What is needed
Please rename every "media-item" to "library-item" in the data below and reproduce all lines with nothing else changed.
>>>>
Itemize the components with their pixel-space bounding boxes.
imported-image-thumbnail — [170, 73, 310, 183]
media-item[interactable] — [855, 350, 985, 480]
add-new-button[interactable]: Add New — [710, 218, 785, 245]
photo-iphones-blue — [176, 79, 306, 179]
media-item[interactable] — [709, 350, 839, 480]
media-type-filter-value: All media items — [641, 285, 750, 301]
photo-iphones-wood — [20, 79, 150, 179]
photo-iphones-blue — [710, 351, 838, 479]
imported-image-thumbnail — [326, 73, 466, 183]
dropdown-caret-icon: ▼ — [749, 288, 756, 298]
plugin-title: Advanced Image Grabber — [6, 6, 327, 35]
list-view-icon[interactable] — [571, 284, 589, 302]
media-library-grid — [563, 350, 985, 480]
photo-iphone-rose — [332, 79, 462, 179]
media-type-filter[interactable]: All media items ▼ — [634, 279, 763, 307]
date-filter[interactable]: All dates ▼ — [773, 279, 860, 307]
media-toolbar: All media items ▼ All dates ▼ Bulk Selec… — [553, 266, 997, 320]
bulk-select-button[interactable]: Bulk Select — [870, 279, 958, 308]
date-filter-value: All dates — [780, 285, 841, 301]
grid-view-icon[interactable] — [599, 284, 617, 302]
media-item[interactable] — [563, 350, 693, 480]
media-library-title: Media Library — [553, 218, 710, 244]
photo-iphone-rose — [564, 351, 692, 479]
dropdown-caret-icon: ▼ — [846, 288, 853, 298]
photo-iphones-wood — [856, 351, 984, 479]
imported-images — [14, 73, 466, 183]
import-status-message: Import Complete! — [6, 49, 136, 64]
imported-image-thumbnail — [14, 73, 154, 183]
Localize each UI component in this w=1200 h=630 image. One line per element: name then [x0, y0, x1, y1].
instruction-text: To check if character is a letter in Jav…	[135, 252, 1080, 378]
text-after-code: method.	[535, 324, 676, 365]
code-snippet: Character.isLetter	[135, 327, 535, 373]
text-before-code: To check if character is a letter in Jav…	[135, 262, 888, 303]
<<<<
Answer below
Itemize the components with their pixel-space bounding boxes.
imported-image-thumbnail — [170, 73, 310, 183]
library-item[interactable] — [855, 350, 985, 480]
add-new-button[interactable]: Add New — [710, 218, 785, 245]
photo-iphones-blue — [176, 79, 306, 179]
library-item[interactable] — [709, 350, 839, 480]
media-type-filter-value: All media items — [641, 285, 750, 301]
photo-iphones-wood — [20, 79, 150, 179]
photo-iphones-blue — [710, 351, 838, 479]
imported-image-thumbnail — [326, 73, 466, 183]
dropdown-caret-icon: ▼ — [749, 288, 756, 298]
plugin-title: Advanced Image Grabber — [6, 6, 327, 35]
list-view-icon[interactable] — [571, 284, 589, 302]
media-library-grid — [563, 350, 985, 480]
photo-iphone-rose — [332, 79, 462, 179]
media-type-filter[interactable]: All media items ▼ — [634, 279, 763, 307]
date-filter[interactable]: All dates ▼ — [773, 279, 860, 307]
media-toolbar: All media items ▼ All dates ▼ Bulk Selec… — [553, 266, 997, 320]
bulk-select-button[interactable]: Bulk Select — [870, 279, 958, 308]
date-filter-value: All dates — [780, 285, 841, 301]
grid-view-icon[interactable] — [599, 284, 617, 302]
library-item[interactable] — [563, 350, 693, 480]
media-library-title: Media Library — [553, 218, 710, 244]
photo-iphone-rose — [564, 351, 692, 479]
dropdown-caret-icon: ▼ — [846, 288, 853, 298]
photo-iphones-wood — [856, 351, 984, 479]
imported-images — [14, 73, 466, 183]
import-status-message: Import Complete! — [6, 49, 136, 64]
imported-image-thumbnail — [14, 73, 154, 183]
Localize each UI component in this w=1200 h=630 image. One line per element: name then [x0, y0, x1, y1].
instruction-text: To check if character is a letter in Jav…	[135, 252, 1080, 378]
text-after-code: method.	[535, 324, 676, 365]
code-snippet: Character.isLetter	[135, 327, 535, 373]
text-before-code: To check if character is a letter in Jav…	[135, 262, 888, 303]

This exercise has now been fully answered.